Instructions to follow:
Gather all lines containing the string "structured" and copy them out.

Stored data:

■ ■ ■ ■ ■

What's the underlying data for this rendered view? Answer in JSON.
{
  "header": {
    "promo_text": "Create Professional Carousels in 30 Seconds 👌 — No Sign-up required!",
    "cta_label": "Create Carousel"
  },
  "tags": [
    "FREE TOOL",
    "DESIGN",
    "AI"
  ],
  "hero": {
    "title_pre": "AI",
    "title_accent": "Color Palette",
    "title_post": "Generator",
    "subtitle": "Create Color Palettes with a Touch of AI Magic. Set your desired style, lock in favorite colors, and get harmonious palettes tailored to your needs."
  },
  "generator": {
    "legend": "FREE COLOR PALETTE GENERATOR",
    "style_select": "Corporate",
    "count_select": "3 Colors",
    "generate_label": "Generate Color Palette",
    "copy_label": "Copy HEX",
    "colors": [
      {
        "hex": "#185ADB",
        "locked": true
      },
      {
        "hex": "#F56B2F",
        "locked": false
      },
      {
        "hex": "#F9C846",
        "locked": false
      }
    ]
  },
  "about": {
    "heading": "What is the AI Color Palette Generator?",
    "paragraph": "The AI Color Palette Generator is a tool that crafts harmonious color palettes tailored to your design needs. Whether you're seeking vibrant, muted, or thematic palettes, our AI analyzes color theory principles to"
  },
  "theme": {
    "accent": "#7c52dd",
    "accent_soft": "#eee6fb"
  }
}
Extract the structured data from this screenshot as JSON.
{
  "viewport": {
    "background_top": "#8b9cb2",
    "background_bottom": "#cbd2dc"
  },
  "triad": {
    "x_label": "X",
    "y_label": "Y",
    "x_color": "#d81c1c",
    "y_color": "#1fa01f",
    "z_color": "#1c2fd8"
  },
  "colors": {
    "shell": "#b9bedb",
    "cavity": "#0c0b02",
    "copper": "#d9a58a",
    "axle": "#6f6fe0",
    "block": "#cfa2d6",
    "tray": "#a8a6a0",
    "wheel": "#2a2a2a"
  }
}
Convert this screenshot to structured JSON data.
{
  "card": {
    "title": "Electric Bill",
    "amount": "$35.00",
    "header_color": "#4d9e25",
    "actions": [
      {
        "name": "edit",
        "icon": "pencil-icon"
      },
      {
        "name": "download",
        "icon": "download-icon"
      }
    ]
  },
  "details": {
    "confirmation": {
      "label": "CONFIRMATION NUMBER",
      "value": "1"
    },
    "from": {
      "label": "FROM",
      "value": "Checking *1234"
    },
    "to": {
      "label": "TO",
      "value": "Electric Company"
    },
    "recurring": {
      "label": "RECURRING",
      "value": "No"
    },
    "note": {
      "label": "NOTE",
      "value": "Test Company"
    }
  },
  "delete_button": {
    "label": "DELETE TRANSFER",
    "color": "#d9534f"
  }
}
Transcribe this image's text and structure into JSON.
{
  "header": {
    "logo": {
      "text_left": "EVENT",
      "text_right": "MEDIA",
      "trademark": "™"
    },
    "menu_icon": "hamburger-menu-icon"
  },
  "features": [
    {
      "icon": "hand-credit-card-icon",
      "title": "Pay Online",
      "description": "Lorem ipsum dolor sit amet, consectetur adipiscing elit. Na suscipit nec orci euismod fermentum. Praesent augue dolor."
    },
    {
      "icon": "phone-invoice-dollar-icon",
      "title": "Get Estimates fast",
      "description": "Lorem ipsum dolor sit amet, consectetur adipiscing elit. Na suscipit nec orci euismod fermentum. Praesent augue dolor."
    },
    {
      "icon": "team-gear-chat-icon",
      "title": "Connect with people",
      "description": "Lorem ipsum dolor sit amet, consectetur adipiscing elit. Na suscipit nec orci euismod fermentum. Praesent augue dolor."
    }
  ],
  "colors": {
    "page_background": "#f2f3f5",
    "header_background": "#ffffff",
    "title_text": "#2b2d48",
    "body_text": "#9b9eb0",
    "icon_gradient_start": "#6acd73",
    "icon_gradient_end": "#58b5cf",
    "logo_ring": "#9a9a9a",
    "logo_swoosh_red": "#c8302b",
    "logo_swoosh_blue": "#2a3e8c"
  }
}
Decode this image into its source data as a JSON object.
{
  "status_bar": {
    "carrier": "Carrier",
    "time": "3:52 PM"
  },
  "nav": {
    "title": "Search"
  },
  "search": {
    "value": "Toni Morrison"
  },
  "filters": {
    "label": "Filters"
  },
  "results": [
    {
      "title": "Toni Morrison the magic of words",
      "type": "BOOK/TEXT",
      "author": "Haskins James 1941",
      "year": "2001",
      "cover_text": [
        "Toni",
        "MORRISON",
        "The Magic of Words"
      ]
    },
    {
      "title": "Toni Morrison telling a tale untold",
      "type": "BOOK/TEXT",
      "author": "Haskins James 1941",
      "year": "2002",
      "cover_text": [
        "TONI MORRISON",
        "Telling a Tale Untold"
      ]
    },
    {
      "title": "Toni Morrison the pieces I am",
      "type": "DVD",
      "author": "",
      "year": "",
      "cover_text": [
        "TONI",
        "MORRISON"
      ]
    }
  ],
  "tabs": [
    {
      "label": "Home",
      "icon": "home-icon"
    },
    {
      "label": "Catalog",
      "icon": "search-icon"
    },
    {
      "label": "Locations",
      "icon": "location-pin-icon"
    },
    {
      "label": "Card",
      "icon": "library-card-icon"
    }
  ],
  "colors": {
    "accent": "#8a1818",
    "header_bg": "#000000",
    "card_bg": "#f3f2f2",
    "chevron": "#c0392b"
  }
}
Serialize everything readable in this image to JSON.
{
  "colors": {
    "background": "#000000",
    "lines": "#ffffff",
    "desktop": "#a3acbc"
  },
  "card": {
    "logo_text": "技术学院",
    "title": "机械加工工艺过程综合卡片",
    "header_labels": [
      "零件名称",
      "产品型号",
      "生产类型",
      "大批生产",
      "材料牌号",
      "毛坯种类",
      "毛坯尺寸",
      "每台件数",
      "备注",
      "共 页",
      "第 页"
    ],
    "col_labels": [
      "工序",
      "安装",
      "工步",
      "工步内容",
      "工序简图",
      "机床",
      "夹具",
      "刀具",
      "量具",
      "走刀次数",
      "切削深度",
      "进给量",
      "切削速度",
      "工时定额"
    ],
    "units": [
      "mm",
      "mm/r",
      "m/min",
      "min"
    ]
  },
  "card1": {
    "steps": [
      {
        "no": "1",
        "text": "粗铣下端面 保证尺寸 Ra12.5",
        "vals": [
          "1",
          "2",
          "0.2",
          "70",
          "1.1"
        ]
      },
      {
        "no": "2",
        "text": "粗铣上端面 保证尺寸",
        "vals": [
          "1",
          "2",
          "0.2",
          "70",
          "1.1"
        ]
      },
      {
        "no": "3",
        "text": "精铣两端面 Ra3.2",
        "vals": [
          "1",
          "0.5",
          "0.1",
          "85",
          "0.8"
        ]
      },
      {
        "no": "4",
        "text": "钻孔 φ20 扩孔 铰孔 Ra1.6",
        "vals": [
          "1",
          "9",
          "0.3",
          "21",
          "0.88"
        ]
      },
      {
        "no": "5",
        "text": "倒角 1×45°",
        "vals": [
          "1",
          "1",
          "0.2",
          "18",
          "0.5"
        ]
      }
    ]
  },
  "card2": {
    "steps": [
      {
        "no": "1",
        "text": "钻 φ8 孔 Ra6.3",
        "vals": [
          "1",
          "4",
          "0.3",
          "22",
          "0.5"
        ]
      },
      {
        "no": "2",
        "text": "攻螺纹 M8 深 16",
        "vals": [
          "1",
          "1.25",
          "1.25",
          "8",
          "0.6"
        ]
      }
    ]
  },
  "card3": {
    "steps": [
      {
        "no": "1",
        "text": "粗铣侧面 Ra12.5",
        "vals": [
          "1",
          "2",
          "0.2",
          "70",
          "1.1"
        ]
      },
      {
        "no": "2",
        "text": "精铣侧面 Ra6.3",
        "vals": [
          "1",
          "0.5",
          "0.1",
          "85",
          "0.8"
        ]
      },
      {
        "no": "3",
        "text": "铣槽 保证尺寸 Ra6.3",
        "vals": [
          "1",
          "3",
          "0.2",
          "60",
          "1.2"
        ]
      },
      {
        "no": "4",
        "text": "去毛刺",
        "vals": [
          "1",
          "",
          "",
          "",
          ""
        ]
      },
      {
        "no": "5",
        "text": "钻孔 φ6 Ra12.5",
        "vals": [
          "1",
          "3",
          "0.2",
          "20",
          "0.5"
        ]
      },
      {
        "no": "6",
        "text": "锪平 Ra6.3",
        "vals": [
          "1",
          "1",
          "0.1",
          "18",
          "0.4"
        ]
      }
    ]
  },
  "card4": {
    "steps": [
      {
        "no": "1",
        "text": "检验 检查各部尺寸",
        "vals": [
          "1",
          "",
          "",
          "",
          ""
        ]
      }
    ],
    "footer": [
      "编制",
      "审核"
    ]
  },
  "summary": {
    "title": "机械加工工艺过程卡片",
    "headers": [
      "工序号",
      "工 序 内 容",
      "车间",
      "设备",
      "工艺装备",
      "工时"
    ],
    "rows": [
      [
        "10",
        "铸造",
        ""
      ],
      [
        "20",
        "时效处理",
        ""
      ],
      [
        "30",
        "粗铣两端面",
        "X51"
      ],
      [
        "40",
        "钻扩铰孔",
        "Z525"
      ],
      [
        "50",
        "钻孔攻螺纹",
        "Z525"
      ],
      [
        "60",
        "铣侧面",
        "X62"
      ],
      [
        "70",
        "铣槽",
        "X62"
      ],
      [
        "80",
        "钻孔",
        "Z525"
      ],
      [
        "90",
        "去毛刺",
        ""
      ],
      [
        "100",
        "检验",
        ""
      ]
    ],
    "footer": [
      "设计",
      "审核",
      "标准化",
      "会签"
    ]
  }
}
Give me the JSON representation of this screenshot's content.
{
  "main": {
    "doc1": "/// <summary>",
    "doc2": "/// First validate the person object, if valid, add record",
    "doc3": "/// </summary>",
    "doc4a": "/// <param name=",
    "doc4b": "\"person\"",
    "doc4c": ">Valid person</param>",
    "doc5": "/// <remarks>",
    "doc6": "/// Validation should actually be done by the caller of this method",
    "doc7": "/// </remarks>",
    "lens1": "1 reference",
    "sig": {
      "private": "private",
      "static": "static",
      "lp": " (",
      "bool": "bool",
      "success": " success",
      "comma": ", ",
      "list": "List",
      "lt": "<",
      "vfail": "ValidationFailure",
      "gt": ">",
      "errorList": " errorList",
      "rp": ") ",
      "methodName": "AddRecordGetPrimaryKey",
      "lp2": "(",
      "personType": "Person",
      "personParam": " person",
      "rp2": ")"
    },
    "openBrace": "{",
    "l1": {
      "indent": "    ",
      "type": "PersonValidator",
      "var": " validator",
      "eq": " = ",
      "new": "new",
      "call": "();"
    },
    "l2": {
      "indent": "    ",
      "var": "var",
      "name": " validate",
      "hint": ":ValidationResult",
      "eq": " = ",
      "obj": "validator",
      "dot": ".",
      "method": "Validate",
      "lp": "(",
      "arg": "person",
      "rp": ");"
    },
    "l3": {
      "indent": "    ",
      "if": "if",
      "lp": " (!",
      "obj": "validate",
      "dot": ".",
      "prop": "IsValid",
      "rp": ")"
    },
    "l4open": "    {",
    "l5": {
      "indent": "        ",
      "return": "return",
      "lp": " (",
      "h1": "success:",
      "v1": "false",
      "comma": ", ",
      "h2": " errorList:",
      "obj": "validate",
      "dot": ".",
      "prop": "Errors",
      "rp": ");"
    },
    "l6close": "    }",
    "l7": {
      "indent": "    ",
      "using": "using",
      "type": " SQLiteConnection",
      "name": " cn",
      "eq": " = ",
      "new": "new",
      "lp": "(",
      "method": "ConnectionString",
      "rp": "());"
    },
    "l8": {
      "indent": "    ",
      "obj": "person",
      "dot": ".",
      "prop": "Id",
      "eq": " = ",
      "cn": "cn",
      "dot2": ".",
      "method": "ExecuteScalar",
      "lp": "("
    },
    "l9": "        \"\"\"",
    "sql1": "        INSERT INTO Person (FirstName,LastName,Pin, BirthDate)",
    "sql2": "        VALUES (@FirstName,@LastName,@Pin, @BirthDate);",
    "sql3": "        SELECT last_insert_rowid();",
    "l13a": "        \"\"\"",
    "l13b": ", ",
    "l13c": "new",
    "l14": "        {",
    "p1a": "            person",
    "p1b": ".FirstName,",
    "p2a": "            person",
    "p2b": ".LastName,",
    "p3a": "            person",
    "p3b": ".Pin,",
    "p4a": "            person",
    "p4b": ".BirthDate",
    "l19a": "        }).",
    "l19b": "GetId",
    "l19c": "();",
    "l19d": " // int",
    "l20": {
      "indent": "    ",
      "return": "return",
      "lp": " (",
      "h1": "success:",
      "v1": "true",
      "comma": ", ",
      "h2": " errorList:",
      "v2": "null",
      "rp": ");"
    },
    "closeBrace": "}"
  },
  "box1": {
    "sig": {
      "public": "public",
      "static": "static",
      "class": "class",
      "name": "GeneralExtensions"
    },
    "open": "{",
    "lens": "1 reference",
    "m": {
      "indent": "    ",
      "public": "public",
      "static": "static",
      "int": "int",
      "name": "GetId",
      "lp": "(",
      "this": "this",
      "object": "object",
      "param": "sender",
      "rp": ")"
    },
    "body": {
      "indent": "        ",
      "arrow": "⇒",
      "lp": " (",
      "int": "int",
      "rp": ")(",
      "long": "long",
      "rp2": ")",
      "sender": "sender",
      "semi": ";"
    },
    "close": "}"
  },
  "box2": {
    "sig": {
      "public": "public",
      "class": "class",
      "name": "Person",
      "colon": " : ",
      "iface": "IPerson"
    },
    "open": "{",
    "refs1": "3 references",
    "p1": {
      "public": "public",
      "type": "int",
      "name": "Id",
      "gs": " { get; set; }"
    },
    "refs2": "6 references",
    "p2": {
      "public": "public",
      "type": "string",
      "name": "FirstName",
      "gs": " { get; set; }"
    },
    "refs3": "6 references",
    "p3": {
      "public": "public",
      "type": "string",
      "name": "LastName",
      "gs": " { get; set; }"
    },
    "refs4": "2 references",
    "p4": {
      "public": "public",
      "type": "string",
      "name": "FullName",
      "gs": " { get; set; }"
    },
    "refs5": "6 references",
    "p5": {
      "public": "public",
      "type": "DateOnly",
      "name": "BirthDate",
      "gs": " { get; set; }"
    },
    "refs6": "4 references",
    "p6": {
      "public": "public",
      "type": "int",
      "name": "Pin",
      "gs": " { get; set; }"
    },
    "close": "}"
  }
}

■ ■ ■ ■ ■

Solution to this task:
Extract the structured data from this screenshot as JSON.
Convert this screenshot to structured JSON data.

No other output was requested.